Medicaid: Lessons From A Decade

Diane Rowland and James R. Tallon, Jr.

   Abstract
 
Drawing on a decade of analysis and examination of the Medicaid program, this paper assesses what we have learned about Medicaid—its role, its successes, and its setbacks. In the absence of universal coverage for health and long-term care, Medicaid is a critical component of our social safety net, taking on the highest-risk, sickest, and often most expensive populations from private insurance and Medicare. Yet the substantial costs to federal and state governments incurred in filling this role, especially in lean economic times, remain its greatest challenge.


In the fall of 1991 the Henry J. Kaiser Family Foundation established the Kaiser Commission on the Future of Medicaid to assess how well Medicaid worked and to bring increased analysis and attention to health coverage issues facing the low-income population. Over the past decade the commission (renamed the Kaiser Commission on Medicaid and the Uninsured in 1997) has helped to explain Medicaid’s multiple roles and responsibilities, examine the diversity across states in program coverage and operation, assess the reasons behind rising costs, and describe and analyze changes proposed for the program. This paper assesses what we have learned about Medicaid—its role, its successes, and its trials and tribulations—as well as what we have learned about the role and contributions of a commission trying to address these issues.

**Task instructions**:
[1] Return the part of the Medicaid excerpt between "Drawing on a" and "its greatest challenge.", inclusive.
[2] According to the Medicaid excerpt, in what year was the commission renamed the Kaiser Commission on Medicaid and the Uninsured?
The listing comes from a different source than the Medicaid excerpt.

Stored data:
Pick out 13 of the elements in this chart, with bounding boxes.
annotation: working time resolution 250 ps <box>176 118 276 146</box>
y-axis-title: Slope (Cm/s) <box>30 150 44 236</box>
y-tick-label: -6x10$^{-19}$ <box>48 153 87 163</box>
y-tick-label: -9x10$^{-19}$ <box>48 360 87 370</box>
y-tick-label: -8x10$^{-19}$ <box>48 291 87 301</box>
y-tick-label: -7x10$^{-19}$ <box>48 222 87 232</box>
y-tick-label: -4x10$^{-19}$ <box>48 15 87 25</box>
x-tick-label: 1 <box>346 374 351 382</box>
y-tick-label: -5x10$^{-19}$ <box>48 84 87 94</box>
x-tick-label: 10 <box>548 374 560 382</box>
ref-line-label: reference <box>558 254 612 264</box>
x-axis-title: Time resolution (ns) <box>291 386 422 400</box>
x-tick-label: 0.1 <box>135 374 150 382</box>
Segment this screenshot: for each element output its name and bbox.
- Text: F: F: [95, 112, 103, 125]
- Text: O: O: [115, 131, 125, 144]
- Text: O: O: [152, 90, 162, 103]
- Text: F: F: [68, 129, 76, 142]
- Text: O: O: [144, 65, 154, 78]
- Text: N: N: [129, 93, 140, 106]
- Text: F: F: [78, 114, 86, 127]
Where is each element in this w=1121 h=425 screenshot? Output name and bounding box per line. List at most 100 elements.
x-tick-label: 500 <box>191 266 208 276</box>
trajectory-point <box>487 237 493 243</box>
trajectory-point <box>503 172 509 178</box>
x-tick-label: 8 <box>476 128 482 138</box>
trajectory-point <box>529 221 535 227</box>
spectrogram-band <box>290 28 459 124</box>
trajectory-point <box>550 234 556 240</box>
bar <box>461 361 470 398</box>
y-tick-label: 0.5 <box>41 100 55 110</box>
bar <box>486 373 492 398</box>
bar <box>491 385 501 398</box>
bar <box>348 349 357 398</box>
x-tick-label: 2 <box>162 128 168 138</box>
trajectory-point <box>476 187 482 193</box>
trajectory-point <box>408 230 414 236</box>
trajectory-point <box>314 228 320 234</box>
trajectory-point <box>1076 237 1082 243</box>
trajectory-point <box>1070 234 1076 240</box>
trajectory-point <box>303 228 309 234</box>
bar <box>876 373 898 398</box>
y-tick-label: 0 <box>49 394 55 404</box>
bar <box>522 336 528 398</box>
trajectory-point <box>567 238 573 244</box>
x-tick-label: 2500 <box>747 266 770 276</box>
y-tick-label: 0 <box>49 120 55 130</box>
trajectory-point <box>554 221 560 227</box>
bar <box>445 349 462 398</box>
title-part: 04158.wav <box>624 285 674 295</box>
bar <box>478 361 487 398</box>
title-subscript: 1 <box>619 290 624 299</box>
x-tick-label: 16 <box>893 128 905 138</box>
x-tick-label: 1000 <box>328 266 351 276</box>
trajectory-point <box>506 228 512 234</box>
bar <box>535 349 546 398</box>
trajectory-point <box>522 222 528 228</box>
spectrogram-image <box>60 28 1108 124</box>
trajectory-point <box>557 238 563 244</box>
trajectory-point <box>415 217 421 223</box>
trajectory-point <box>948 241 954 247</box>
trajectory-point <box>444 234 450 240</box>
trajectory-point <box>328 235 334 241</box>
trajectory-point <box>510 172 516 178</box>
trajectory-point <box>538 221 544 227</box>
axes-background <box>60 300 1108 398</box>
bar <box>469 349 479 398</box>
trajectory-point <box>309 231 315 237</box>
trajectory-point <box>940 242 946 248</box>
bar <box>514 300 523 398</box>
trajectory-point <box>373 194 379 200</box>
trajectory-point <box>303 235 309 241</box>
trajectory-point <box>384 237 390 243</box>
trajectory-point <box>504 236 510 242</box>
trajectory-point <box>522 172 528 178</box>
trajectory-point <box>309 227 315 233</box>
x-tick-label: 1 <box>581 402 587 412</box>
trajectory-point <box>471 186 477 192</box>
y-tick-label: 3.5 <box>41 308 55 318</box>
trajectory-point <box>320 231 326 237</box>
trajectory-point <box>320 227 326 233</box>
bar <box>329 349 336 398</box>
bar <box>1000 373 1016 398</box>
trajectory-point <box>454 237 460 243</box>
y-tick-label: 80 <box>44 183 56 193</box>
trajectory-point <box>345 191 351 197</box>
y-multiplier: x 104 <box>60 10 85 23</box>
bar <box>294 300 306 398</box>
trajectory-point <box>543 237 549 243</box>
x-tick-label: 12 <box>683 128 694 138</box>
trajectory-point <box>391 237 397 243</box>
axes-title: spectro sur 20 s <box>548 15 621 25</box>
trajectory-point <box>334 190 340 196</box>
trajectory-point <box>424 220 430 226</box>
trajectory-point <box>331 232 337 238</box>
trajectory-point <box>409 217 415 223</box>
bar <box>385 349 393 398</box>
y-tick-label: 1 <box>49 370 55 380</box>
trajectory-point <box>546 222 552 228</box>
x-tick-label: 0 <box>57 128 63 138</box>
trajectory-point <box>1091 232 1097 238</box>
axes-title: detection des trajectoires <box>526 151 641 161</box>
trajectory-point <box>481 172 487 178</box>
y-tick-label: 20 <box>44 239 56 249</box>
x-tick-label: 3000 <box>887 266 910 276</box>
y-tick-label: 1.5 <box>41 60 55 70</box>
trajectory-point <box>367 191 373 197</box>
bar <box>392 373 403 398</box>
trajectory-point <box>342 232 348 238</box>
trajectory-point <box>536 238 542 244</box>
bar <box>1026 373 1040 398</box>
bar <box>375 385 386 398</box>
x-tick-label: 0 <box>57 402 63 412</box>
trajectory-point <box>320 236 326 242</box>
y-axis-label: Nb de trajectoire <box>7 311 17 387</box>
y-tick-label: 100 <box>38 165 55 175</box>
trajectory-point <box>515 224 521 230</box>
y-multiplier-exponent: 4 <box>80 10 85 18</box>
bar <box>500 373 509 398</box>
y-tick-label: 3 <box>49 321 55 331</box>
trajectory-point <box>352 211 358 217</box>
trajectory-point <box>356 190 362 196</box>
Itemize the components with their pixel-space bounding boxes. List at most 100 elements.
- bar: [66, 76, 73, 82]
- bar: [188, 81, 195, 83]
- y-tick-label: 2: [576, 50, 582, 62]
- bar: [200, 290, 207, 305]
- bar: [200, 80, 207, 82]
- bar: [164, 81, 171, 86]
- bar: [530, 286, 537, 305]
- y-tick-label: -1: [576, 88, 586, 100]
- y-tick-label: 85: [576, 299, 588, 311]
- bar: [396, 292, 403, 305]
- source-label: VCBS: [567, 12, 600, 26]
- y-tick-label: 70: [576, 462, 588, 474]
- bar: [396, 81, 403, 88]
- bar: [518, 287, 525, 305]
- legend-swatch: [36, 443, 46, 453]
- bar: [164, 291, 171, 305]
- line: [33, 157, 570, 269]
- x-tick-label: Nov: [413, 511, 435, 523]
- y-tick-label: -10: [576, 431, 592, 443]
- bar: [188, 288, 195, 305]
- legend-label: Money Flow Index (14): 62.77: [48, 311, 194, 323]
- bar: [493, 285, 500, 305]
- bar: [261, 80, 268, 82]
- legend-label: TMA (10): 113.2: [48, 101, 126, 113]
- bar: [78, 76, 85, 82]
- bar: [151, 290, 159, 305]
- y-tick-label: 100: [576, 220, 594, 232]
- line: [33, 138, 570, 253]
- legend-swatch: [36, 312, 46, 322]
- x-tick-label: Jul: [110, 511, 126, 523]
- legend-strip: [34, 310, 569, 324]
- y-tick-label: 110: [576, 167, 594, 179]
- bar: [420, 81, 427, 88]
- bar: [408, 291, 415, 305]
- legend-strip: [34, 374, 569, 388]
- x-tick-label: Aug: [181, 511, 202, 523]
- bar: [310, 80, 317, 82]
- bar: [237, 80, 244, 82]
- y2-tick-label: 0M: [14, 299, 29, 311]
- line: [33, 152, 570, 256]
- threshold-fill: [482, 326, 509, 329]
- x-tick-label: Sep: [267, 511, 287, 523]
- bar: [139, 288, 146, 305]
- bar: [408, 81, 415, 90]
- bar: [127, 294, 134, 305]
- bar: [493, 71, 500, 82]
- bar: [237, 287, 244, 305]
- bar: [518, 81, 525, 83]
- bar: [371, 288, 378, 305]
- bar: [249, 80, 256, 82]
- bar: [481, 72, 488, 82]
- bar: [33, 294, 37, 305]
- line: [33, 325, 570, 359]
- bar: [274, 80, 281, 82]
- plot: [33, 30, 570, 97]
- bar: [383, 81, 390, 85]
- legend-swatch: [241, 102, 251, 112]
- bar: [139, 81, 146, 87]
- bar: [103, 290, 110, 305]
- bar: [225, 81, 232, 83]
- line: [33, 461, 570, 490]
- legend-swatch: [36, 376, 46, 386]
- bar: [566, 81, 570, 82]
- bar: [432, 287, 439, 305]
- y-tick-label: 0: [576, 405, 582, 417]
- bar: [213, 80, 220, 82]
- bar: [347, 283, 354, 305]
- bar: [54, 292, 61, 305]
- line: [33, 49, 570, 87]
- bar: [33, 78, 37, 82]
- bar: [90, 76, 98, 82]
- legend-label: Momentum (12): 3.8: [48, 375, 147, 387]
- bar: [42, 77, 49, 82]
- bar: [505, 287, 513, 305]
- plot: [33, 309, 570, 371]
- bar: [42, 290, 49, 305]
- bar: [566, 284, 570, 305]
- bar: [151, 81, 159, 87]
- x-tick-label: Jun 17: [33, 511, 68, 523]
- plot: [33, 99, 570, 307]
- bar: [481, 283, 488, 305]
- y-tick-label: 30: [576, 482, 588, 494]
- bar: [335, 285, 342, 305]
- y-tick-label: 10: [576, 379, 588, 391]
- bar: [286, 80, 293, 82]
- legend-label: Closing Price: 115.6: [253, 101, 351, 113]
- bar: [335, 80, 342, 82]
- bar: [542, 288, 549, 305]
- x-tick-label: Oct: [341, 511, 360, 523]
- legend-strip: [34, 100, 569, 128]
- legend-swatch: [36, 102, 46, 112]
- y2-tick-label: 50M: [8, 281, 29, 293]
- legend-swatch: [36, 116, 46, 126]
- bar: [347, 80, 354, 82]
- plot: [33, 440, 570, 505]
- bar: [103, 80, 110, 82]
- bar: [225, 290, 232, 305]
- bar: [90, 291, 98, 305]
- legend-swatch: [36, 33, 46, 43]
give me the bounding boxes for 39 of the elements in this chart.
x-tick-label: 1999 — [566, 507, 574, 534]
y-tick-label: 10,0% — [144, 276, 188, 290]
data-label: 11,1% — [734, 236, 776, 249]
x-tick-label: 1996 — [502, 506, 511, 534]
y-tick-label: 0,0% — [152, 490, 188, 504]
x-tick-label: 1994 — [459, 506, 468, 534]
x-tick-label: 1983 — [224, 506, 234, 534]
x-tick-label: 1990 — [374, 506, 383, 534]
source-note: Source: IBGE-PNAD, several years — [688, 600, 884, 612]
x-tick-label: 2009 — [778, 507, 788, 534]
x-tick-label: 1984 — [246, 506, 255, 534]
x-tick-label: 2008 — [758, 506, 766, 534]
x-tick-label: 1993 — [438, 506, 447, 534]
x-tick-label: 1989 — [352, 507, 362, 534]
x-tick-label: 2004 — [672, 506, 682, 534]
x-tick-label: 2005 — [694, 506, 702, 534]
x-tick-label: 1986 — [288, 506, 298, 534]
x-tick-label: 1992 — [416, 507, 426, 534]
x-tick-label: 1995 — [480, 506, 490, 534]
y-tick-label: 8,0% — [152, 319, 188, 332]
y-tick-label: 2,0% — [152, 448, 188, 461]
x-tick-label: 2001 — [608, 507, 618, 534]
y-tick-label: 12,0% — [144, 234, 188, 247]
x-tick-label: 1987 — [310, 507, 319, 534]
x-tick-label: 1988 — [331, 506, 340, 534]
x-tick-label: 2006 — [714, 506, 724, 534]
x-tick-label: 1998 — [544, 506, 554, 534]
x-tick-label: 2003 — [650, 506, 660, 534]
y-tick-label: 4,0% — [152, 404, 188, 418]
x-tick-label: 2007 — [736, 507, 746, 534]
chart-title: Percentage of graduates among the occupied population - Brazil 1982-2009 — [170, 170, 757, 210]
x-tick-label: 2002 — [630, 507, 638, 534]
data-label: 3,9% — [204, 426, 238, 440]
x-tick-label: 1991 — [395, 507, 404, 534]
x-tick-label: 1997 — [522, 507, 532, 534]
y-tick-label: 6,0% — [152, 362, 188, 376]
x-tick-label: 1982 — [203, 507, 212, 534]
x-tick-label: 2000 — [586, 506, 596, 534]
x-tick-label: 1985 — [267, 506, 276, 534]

**Answers for the exercise**:
[1]
Drawing on a decade of analysis and examination of the Medicaid program, this paper assesses what we have learned about Medicaid—its role, its successes, and its setbacks. In the absence of universal coverage for health and long-term care, Medicaid is a critical component of our social safety net, taking on the highest-risk, sickest, and often most expensive populations from private insurance and Medicare. Yet the substantial costs to federal and state governments incurred in filling this role, especially in lean economic times, remain its greatest challenge.

[2] 1997